(Collected data entries)
____________________

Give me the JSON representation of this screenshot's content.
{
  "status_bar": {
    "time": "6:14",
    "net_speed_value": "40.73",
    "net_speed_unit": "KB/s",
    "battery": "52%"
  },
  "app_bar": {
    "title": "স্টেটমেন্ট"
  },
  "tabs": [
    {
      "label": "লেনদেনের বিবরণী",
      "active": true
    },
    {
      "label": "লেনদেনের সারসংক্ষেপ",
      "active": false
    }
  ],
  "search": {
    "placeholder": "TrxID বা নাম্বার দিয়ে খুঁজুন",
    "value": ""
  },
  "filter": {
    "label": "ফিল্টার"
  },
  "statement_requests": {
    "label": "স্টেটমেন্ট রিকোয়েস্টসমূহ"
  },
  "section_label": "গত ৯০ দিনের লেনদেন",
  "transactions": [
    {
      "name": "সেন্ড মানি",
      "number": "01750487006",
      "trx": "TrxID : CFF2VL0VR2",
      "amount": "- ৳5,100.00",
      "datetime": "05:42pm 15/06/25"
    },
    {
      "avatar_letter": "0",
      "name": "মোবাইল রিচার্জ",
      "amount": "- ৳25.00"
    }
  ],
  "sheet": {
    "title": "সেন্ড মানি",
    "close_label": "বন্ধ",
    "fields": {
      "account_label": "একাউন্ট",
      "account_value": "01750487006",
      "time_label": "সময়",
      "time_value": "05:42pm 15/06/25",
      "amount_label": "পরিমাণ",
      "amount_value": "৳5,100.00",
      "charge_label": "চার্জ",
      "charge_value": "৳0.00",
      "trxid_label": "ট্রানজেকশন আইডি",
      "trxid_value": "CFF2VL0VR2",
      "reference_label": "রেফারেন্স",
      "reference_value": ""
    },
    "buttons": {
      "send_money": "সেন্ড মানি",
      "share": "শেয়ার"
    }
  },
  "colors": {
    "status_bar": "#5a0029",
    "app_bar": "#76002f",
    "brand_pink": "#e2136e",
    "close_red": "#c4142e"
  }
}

____________________

## What is expected
Write out every line of the material again, exactly as it reads.

## Solution to the problem
Give me the JSON representation of this screenshot's content.
{
  "status_bar": {
    "time": "6:14",
    "net_speed_value": "40.73",
    "net_speed_unit": "KB/s",
    "battery": "52%"
  },
  "app_bar": {
    "title": "স্টেটমেন্ট"
  },
  "tabs": [
    {
      "label": "লেনদেনের বিবরণী",
      "active": true
    },
    {
      "label": "লেনদেনের সারসংক্ষেপ",
      "active": false
    }
  ],
  "search": {
    "placeholder": "TrxID বা নাম্বার দিয়ে খুঁজুন",
    "value": ""
  },
  "filter": {
    "label": "ফিল্টার"
  },
  "statement_requests": {
    "label": "স্টেটমেন্ট রিকোয়েস্টসমূহ"
  },
  "section_label": "গত ৯০ দিনের লেনদেন",
  "transactions": [
    {
      "name": "সেন্ড মানি",
      "number": "01750487006",
      "trx": "TrxID : CFF2VL0VR2",
      "amount": "- ৳5,100.00",
      "datetime": "05:42pm 15/06/25"
    },
    {
      "avatar_letter": "0",
      "name": "মোবাইল রিচার্জ",
      "amount": "- ৳25.00"
    }
  ],
  "sheet": {
    "title": "সেন্ড মানি",
    "close_label": "বন্ধ",
    "fields": {
      "account_label": "একাউন্ট",
      "account_value": "01750487006",
      "time_label": "সময়",
      "time_value": "05:42pm 15/06/25",
      "amount_label": "পরিমাণ",
      "amount_value": "৳5,100.00",
      "charge_label": "চার্জ",
      "charge_value": "৳0.00",
      "trxid_label": "ট্রানজেকশন আইডি",
      "trxid_value": "CFF2VL0VR2",
      "reference_label": "রেফারেন্স",
      "reference_value": ""
    },
    "buttons": {
      "send_money": "সেন্ড মানি",
      "share": "শেয়ার"
    }
  },
  "colors": {
    "status_bar": "#5a0029",
    "app_bar": "#76002f",
    "brand_pink": "#e2136e",
    "close_red": "#c4142e"
  }
}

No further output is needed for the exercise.